Write out the whole listing word for word.
*** Record list
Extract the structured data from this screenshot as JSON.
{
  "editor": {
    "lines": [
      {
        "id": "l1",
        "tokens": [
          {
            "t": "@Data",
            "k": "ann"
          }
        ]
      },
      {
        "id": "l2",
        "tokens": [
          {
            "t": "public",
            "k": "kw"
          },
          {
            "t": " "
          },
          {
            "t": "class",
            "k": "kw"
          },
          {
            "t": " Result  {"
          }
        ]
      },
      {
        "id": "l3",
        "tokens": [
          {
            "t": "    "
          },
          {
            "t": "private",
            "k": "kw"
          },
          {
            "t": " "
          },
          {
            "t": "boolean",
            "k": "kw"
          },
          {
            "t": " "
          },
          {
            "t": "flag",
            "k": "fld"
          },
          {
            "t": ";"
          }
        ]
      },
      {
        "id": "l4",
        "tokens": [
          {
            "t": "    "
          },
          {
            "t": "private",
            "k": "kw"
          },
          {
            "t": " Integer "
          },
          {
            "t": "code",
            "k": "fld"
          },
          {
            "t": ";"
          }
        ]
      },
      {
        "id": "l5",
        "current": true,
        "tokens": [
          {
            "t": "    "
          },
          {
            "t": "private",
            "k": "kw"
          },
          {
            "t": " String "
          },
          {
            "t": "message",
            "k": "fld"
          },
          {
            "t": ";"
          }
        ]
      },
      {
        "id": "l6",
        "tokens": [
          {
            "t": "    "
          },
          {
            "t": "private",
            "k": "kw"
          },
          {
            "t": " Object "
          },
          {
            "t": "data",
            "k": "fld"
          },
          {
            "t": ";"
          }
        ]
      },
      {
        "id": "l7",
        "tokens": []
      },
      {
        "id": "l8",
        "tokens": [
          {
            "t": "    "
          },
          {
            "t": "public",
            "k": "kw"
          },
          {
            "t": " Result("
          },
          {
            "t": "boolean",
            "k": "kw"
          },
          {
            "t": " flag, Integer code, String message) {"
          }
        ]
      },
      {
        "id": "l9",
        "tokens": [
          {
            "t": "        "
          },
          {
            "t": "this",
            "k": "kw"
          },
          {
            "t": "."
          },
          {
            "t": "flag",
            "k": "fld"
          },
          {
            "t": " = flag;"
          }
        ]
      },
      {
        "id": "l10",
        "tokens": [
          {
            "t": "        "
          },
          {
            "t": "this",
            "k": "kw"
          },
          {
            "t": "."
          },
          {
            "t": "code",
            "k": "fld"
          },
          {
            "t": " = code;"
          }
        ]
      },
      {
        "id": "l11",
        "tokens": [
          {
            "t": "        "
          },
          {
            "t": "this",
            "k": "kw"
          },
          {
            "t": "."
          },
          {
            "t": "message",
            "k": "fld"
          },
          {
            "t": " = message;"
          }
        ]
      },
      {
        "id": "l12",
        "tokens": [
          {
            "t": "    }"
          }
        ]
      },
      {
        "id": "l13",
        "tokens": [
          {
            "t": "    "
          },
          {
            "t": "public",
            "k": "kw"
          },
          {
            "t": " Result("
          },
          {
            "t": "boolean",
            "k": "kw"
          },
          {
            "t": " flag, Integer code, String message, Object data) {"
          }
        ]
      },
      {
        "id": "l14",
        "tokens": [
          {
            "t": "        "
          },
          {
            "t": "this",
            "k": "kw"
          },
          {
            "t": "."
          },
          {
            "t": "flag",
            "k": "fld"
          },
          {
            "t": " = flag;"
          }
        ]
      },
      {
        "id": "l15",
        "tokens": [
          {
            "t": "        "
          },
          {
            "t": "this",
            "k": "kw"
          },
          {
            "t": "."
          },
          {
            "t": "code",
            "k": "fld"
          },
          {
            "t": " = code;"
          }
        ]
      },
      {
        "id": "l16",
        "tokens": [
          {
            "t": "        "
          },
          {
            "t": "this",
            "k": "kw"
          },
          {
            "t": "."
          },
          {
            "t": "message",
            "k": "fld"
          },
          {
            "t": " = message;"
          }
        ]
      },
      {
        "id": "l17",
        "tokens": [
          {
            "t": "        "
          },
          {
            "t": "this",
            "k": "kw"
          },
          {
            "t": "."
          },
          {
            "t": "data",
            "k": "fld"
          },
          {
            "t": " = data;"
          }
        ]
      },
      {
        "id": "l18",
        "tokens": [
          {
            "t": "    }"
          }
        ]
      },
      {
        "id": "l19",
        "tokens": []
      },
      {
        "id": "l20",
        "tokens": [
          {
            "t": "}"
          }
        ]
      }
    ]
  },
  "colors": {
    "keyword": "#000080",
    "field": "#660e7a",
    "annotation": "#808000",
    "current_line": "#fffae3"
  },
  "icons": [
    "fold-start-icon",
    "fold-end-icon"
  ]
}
******
### Written response
Extract the structured data from this screenshot as JSON.
{
  "editor": {
    "lines": [
      {
        "id": "l1",
        "tokens": [
          {
            "t": "@Data",
            "k": "ann"
          }
        ]
      },
      {
        "id": "l2",
        "tokens": [
          {
            "t": "public",
            "k": "kw"
          },
          {
            "t": " "
          },
          {
            "t": "class",
            "k": "kw"
          },
          {
            "t": " Result  {"
          }
        ]
      },
      {
        "id": "l3",
        "tokens": [
          {
            "t": "    "
          },
          {
            "t": "private",
            "k": "kw"
          },
          {
            "t": " "
          },
          {
            "t": "boolean",
            "k": "kw"
          },
          {
            "t": " "
          },
          {
            "t": "flag",
            "k": "fld"
          },
          {
            "t": ";"
          }
        ]
      },
      {
        "id": "l4",
        "tokens": [
          {
            "t": "    "
          },
          {
            "t": "private",
            "k": "kw"
          },
          {
            "t": " Integer "
          },
          {
            "t": "code",
            "k": "fld"
          },
          {
            "t": ";"
          }
        ]
      },
      {
        "id": "l5",
        "current": true,
        "tokens": [
          {
            "t": "    "
          },
          {
            "t": "private",
            "k": "kw"
          },
          {
            "t": " String "
          },
          {
            "t": "message",
            "k": "fld"
          },
          {
            "t": ";"
          }
        ]
      },
      {
        "id": "l6",
        "tokens": [
          {
            "t": "    "
          },
          {
            "t": "private",
            "k": "kw"
          },
          {
            "t": " Object "
          },
          {
            "t": "data",
            "k": "fld"
          },
          {
            "t": ";"
          }
        ]
      },
      {
        "id": "l7",
        "tokens": []
      },
      {
        "id": "l8",
        "tokens": [
          {
            "t": "    "
          },
          {
            "t": "public",
            "k": "kw"
          },
          {
            "t": " Result("
          },
          {
            "t": "boolean",
            "k": "kw"
          },
          {
            "t": " flag, Integer code, String message) {"
          }
        ]
      },
      {
        "id": "l9",
        "tokens": [
          {
            "t": "        "
          },
          {
            "t": "this",
            "k": "kw"
          },
          {
            "t": "."
          },
          {
            "t": "flag",
            "k": "fld"
          },
          {
            "t": " = flag;"
          }
        ]
      },
      {
        "id": "l10",
        "tokens": [
          {
            "t": "        "
          },
          {
            "t": "this",
            "k": "kw"
          },
          {
            "t": "."
          },
          {
            "t": "code",
            "k": "fld"
          },
          {
            "t": " = code;"
          }
        ]
      },
      {
        "id": "l11",
        "tokens": [
          {
            "t": "        "
          },
          {
            "t": "this",
            "k": "kw"
          },
          {
            "t": "."
          },
          {
            "t": "message",
            "k": "fld"
          },
          {
            "t": " = message;"
          }
        ]
      },
      {
        "id": "l12",
        "tokens": [
          {
            "t": "    }"
          }
        ]
      },
      {
        "id": "l13",
        "tokens": [
          {
            "t": "    "
          },
          {
            "t": "public",
            "k": "kw"
          },
          {
            "t": " Result("
          },
          {
            "t": "boolean",
            "k": "kw"
          },
          {
            "t": " flag, Integer code, String message, Object data) {"
          }
        ]
      },
      {
        "id": "l14",
        "tokens": [
          {
            "t": "        "
          },
          {
            "t": "this",
            "k": "kw"
          },
          {
            "t": "."
          },
          {
            "t": "flag",
            "k": "fld"
          },
          {
            "t": " = flag;"
          }
        ]
      },
      {
        "id": "l15",
        "tokens": [
          {
            "t": "        "
          },
          {
            "t": "this",
            "k": "kw"
          },
          {
            "t": "."
          },
          {
            "t": "code",
            "k": "fld"
          },
          {
            "t": " = code;"
          }
        ]
      },
      {
        "id": "l16",
        "tokens": [
          {
            "t": "        "
          },
          {
            "t": "this",
            "k": "kw"
          },
          {
            "t": "."
          },
          {
            "t": "message",
            "k": "fld"
          },
          {
            "t": " = message;"
          }
        ]
      },
      {
        "id": "l17",
        "tokens": [
          {
            "t": "        "
          },
          {
            "t": "this",
            "k": "kw"
          },
          {
            "t": "."
          },
          {
            "t": "data",
            "k": "fld"
          },
          {
            "t": " = data;"
          }
        ]
      },
      {
        "id": "l18",
        "tokens": [
          {
            "t": "    }"
          }
        ]
      },
      {
        "id": "l19",
        "tokens": []
      },
      {
        "id": "l20",
        "tokens": [
          {
            "t": "}"
          }
        ]
      }
    ]
  },
  "colors": {
    "keyword": "#000080",
    "field": "#660e7a",
    "annotation": "#808000",
    "current_line": "#fffae3"
  },
  "icons": [
    "fold-start-icon",
    "fold-end-icon"
  ]
}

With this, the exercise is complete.